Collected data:
====
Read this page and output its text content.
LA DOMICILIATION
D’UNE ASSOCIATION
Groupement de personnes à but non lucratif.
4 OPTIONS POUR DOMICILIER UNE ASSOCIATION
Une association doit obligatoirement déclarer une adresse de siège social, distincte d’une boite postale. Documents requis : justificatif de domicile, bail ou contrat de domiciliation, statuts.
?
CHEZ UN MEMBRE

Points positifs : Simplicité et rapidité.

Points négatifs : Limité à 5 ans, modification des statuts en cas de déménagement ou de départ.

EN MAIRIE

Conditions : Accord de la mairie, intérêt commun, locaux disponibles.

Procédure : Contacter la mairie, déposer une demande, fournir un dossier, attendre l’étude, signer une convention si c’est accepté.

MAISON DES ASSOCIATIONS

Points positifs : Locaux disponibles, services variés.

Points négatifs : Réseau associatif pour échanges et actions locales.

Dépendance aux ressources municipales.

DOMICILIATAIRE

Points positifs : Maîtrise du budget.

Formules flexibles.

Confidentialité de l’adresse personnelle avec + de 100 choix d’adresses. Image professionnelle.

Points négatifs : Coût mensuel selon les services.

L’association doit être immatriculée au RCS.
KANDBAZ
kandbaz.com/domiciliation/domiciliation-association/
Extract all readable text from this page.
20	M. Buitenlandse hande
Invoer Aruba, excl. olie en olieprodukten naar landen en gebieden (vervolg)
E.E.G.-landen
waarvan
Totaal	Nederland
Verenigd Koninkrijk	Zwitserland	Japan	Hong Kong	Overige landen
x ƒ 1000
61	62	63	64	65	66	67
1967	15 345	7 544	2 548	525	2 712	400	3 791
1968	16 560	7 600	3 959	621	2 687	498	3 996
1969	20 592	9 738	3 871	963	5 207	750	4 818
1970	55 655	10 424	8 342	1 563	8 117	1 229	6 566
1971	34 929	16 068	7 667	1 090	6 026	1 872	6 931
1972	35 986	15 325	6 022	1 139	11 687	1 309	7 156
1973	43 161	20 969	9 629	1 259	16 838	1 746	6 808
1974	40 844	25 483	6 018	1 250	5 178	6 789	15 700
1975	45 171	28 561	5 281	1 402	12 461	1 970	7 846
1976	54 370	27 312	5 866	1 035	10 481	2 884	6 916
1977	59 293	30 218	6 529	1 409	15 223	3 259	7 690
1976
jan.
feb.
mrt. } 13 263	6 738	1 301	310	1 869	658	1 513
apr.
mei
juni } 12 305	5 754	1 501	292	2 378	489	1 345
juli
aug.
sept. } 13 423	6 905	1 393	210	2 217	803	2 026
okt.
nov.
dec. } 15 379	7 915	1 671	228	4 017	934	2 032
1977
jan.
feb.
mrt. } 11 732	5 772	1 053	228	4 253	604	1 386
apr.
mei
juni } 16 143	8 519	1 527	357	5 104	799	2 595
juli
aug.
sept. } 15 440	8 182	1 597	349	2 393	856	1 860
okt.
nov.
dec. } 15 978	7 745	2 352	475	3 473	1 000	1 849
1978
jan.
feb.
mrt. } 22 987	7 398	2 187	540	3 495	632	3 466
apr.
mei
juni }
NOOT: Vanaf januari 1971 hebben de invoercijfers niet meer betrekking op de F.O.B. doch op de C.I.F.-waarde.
====
- _SET EXERCISE_: Locate the string "sept" in the listing above and copy every line where it occurs.

- _FINISHED TASK_:
sept. } 13 423	6 905	1 393	210	2 217	803	2 026
sept. } 15 440	8 182	1 597	349	2 393	856	1 860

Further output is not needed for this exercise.